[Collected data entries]
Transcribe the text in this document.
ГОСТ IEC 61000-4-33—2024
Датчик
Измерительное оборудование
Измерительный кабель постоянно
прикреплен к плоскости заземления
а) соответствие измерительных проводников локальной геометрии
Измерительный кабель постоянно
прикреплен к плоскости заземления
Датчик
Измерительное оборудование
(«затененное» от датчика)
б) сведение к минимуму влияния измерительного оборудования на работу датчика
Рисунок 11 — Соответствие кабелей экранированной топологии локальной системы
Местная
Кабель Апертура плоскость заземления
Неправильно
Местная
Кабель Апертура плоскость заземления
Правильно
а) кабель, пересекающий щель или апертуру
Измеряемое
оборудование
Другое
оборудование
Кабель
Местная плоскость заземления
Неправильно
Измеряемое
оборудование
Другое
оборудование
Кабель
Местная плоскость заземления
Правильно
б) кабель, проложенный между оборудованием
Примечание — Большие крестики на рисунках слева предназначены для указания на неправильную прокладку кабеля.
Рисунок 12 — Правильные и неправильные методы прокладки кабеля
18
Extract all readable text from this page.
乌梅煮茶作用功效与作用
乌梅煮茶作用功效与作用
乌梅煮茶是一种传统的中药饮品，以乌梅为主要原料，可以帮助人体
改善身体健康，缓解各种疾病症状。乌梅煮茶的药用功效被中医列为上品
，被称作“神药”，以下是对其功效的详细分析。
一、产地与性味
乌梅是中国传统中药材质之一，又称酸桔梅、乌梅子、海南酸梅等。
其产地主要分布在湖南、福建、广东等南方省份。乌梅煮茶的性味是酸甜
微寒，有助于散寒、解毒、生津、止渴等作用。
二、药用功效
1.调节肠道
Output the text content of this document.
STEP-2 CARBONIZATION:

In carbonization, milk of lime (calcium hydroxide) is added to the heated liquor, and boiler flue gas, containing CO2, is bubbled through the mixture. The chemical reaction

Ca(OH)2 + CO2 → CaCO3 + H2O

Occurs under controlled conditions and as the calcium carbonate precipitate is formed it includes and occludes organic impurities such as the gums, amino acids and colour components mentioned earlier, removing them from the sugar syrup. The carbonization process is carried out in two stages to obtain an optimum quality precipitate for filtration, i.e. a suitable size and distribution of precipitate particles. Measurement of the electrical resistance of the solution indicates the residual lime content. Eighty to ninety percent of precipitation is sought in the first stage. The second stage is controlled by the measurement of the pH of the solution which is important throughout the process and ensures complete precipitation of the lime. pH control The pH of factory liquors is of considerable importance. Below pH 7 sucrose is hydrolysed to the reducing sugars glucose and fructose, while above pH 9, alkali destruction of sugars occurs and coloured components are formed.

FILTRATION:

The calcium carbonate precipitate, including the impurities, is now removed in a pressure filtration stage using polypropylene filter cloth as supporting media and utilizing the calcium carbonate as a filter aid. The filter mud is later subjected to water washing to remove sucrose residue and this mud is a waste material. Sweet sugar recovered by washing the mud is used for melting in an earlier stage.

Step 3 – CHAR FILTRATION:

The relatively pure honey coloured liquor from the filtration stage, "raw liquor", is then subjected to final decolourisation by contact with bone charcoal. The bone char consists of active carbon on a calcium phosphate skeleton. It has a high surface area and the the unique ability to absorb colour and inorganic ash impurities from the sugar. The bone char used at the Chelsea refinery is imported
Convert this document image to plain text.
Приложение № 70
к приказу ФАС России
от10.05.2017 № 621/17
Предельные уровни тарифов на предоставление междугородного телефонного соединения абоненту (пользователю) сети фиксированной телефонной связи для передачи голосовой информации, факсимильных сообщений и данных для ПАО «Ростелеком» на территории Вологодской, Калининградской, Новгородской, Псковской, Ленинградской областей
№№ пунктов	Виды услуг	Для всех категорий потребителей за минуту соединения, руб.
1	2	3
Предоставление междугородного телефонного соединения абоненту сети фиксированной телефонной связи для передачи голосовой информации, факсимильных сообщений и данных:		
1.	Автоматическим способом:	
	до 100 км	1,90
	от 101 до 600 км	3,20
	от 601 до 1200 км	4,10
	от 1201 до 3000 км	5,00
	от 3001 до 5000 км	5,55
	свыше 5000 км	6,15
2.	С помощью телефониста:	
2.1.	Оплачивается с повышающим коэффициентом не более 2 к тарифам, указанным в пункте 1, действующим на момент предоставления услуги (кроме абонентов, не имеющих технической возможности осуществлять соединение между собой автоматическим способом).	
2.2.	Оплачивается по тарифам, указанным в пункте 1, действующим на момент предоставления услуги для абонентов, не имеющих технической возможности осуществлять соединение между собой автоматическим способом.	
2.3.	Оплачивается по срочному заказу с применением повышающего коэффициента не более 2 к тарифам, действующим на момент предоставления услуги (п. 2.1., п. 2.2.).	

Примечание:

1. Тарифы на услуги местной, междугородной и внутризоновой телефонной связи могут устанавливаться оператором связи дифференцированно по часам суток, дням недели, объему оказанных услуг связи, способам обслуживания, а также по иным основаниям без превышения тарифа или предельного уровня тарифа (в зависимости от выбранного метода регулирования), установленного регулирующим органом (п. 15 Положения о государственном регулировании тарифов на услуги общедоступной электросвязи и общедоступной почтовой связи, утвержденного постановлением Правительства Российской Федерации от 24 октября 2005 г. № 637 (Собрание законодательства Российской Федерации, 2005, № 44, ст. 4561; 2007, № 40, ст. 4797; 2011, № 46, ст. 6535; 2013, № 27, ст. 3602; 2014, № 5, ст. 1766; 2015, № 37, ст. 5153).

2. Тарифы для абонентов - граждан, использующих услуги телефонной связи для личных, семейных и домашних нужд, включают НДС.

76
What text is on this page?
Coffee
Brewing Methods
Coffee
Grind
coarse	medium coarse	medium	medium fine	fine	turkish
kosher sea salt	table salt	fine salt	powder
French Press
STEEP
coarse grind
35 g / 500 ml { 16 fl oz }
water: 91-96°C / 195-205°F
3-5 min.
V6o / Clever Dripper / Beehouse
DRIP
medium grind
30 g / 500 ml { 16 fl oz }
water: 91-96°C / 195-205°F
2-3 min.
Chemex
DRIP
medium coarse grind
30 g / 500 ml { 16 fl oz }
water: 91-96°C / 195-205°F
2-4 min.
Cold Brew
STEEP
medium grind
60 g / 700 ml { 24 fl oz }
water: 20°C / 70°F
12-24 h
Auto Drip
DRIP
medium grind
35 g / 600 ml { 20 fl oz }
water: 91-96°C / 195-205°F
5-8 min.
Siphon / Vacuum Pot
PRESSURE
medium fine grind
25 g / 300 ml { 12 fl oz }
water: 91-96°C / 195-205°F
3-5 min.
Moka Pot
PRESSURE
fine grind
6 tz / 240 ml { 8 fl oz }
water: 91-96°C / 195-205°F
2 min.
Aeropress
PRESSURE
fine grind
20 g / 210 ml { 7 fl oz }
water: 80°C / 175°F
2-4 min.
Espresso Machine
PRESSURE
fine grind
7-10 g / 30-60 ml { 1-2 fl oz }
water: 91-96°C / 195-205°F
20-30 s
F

▸ WHAT TO WORK ON: Identify every line above that includes the word "локальной", and show those lines.

▸ EXERCISE ANSWER:
а) соответствие измерительных проводников локальной геометрии
Рисунок 11 — Соответствие кабелей экранированной топологии локальной системы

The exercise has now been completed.